Make an exact transcription of the material, leaving out all images.

Entries from a dataset
□ □ □ □ □

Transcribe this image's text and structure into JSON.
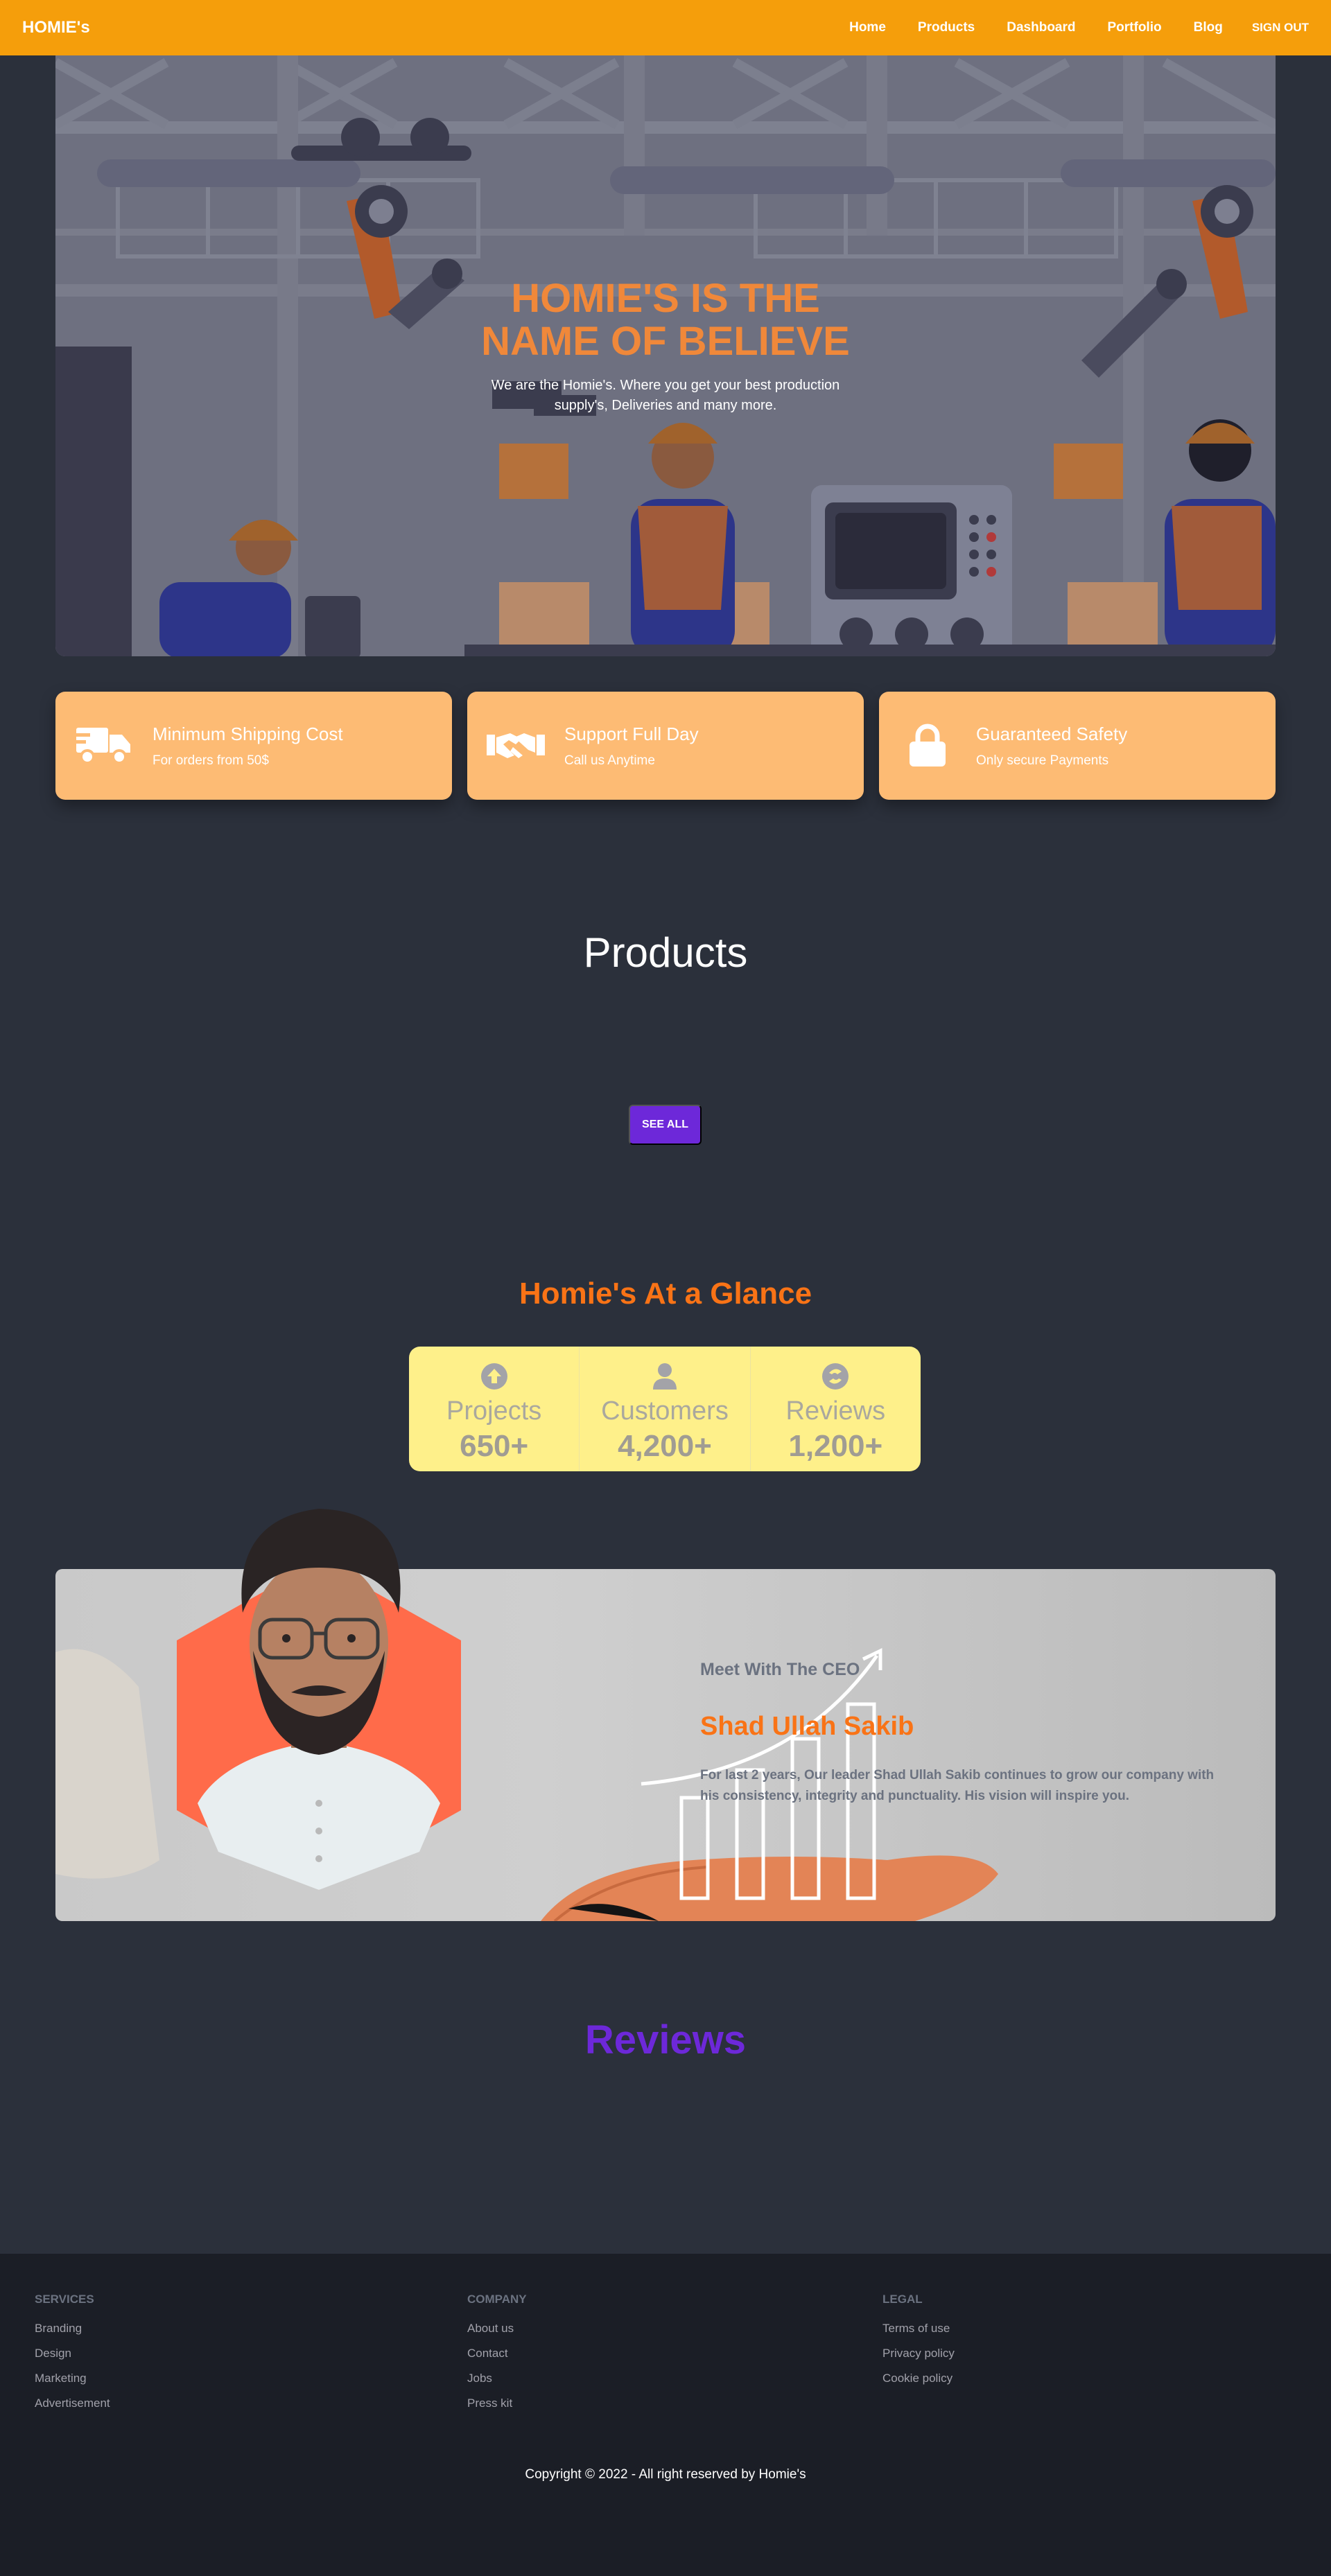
{
  "nav": {
    "brand": "HOMIE's",
    "links": [
      "Home",
      "Products",
      "Dashboard",
      "Portfolio",
      "Blog"
    ],
    "signout": "SIGN OUT",
    "bg_color": "#f59e0b"
  },
  "hero": {
    "title": "HOMIE'S IS THE NAME OF BELIEVE",
    "subtitle": "We are the Homie's. Where you get your best production supply's, Deliveries and many more."
  },
  "features": [
    {
      "icon": "truck-icon",
      "title": "Minimum Shipping Cost",
      "desc": "For orders from 50$"
    },
    {
      "icon": "handshake-icon",
      "title": "Support Full Day",
      "desc": "Call us Anytime"
    },
    {
      "icon": "lock-icon",
      "title": "Guaranteed Safety",
      "desc": "Only secure Payments"
    }
  ],
  "products": {
    "title": "Products",
    "see_all": "SEE ALL"
  },
  "glance": {
    "title": "Homie's At a Glance",
    "stats": [
      {
        "icon": "arrow-up-circle-icon",
        "label": "Projects",
        "value": "650+"
      },
      {
        "icon": "user-icon",
        "label": "Customers",
        "value": "4,200+"
      },
      {
        "icon": "review-icon",
        "label": "Reviews",
        "value": "1,200+"
      }
    ]
  },
  "ceo": {
    "meet": "Meet With The CEO",
    "name": "Shad Ullah Sakib",
    "bio": "For last 2 years, Our leader Shad Ullah Sakib continues to grow our company with his consistency, integrity and punctuality. His vision will inspire you."
  },
  "reviews": {
    "title": "Reviews"
  },
  "footer": {
    "columns": [
      {
        "title": "SERVICES",
        "links": [
          "Branding",
          "Design",
          "Marketing",
          "Advertisement"
        ]
      },
      {
        "title": "COMPANY",
        "links": [
          "About us",
          "Contact",
          "Jobs",
          "Press kit"
        ]
      },
      {
        "title": "LEGAL",
        "links": [
          "Terms of use",
          "Privacy policy",
          "Cookie policy"
        ]
      }
    ],
    "copyright": "Copyright © 2022 - All right reserved by Homie's"
  }
}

□ □ □ □ □

**Correct response**.
Transcribe this image's text and structure into JSON.
{
  "nav": {
    "brand": "HOMIE's",
    "links": [
      "Home",
      "Products",
      "Dashboard",
      "Portfolio",
      "Blog"
    ],
    "signout": "SIGN OUT",
    "bg_color": "#f59e0b"
  },
  "hero": {
    "title": "HOMIE'S IS THE NAME OF BELIEVE",
    "subtitle": "We are the Homie's. Where you get your best production supply's, Deliveries and many more."
  },
  "features": [
    {
      "icon": "truck-icon",
      "title": "Minimum Shipping Cost",
      "desc": "For orders from 50$"
    },
    {
      "icon": "handshake-icon",
      "title": "Support Full Day",
      "desc": "Call us Anytime"
    },
    {
      "icon": "lock-icon",
      "title": "Guaranteed Safety",
      "desc": "Only secure Payments"
    }
  ],
  "products": {
    "title": "Products",
    "see_all": "SEE ALL"
  },
  "glance": {
    "title": "Homie's At a Glance",
    "stats": [
      {
        "icon": "arrow-up-circle-icon",
        "label": "Projects",
        "value": "650+"
      },
      {
        "icon": "user-icon",
        "label": "Customers",
        "value": "4,200+"
      },
      {
        "icon": "review-icon",
        "label": "Reviews",
        "value": "1,200+"
      }
    ]
  },
  "ceo": {
    "meet": "Meet With The CEO",
    "name": "Shad Ullah Sakib",
    "bio": "For last 2 years, Our leader Shad Ullah Sakib continues to grow our company with his consistency, integrity and punctuality. His vision will inspire you."
  },
  "reviews": {
    "title": "Reviews"
  },
  "footer": {
    "columns": [
      {
        "title": "SERVICES",
        "links": [
          "Branding",
          "Design",
          "Marketing",
          "Advertisement"
        ]
      },
      {
        "title": "COMPANY",
        "links": [
          "About us",
          "Contact",
          "Jobs",
          "Press kit"
        ]
      },
      {
        "title": "LEGAL",
        "links": [
          "Terms of use",
          "Privacy policy",
          "Cookie policy"
        ]
      }
    ],
    "copyright": "Copyright © 2022 - All right reserved by Homie's"
  }
}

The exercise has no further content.